Restate the whole of the material. Keep every word, and drop the pictures.

Stored data:
========================================================================

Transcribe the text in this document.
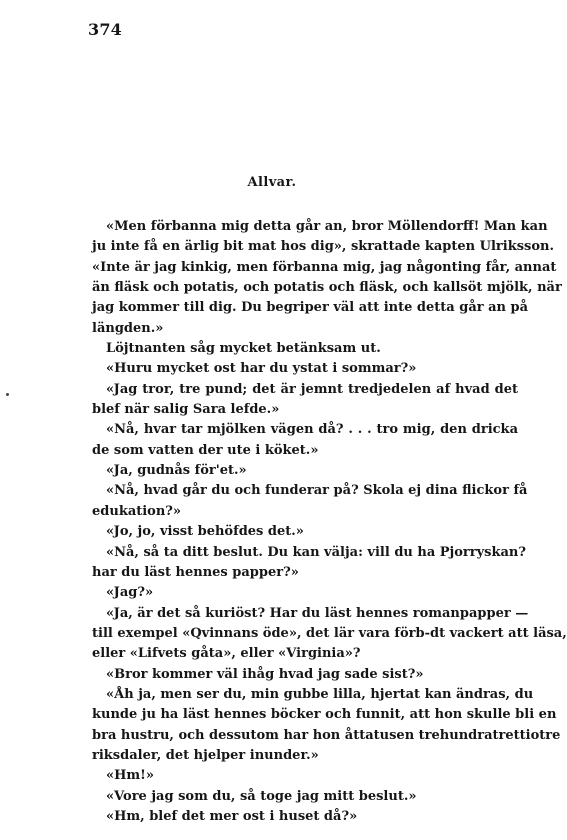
374
Allvar.
«Men förbanna mig detta går an, bror Möllendorff! Man kan
ju inte få en ärlig bit mat hos dig», skrattade kapten Ulriksson.
«Inte är jag kinkig, men förbanna mig, jag någonting får, annat
än fläsk och potatis, och potatis och fläsk, och kallsöt mjölk, när
jag kommer till dig. Du begriper väl att inte detta går an på
längden.»
Löjtnanten såg mycket betänksam ut.
«Huru mycket ost har du ystat i sommar?»
«Jag tror, tre pund; det är jemnt tredjedelen af hvad det
blef när salig Sara lefde.»
«Nå, hvar tar mjölken vägen då? . . . tro mig, den dricka
de som vatten der ute i köket.»
«Ja, gudnås för'et.»
«Nå, hvad går du och funderar på? Skola ej dina flickor få
edukation?»
«Jo, jo, visst behöfdes det.»
«Nå, så ta ditt beslut. Du kan välja: vill du ha Pjorryskan?
har du läst hennes papper?»
«Jag?»
«Ja, är det så kuriöst? Har du läst hennes romanpapper —
till exempel «Qvinnans öde», det lär vara förb-dt vackert att läsa,
eller «Lifvets gåta», eller «Virginia»?
«Bror kommer väl ihåg hvad jag sade sist?»
«Åh ja, men ser du, min gubbe lilla, hjertat kan ändras, du
kunde ju ha läst hennes böcker och funnit, att hon skulle bli en
bra hustru, och dessutom har hon åttatusen trehundratrettiotre
riksdaler, det hjelper inunder.»
«Hm!»
«Vore jag som du, så toge jag mitt beslut.»
«Hm, blef det mer ost i huset då?»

========================================================================

- COMPLETED TASK
Transcribe the text in this document.
374
Allvar.
«Men förbanna mig detta går an, bror Möllendorff! Man kan
ju inte få en ärlig bit mat hos dig», skrattade kapten Ulriksson.
«Inte är jag kinkig, men förbanna mig, jag någonting får, annat
än fläsk och potatis, och potatis och fläsk, och kallsöt mjölk, när
jag kommer till dig. Du begriper väl att inte detta går an på
längden.»
Löjtnanten såg mycket betänksam ut.
«Huru mycket ost har du ystat i sommar?»
«Jag tror, tre pund; det är jemnt tredjedelen af hvad det
blef när salig Sara lefde.»
«Nå, hvar tar mjölken vägen då? . . . tro mig, den dricka
de som vatten der ute i köket.»
«Ja, gudnås för'et.»
«Nå, hvad går du och funderar på? Skola ej dina flickor få
edukation?»
«Jo, jo, visst behöfdes det.»
«Nå, så ta ditt beslut. Du kan välja: vill du ha Pjorryskan?
har du läst hennes papper?»
«Jag?»
«Ja, är det så kuriöst? Har du läst hennes romanpapper —
till exempel «Qvinnans öde», det lär vara förb-dt vackert att läsa,
eller «Lifvets gåta», eller «Virginia»?
«Bror kommer väl ihåg hvad jag sade sist?»
«Åh ja, men ser du, min gubbe lilla, hjertat kan ändras, du
kunde ju ha läst hennes böcker och funnit, att hon skulle bli en
bra hustru, och dessutom har hon åttatusen trehundratrettiotre
riksdaler, det hjelper inunder.»
«Hm!»
«Vore jag som du, så toge jag mitt beslut.»
«Hm, blef det mer ost i huset då?»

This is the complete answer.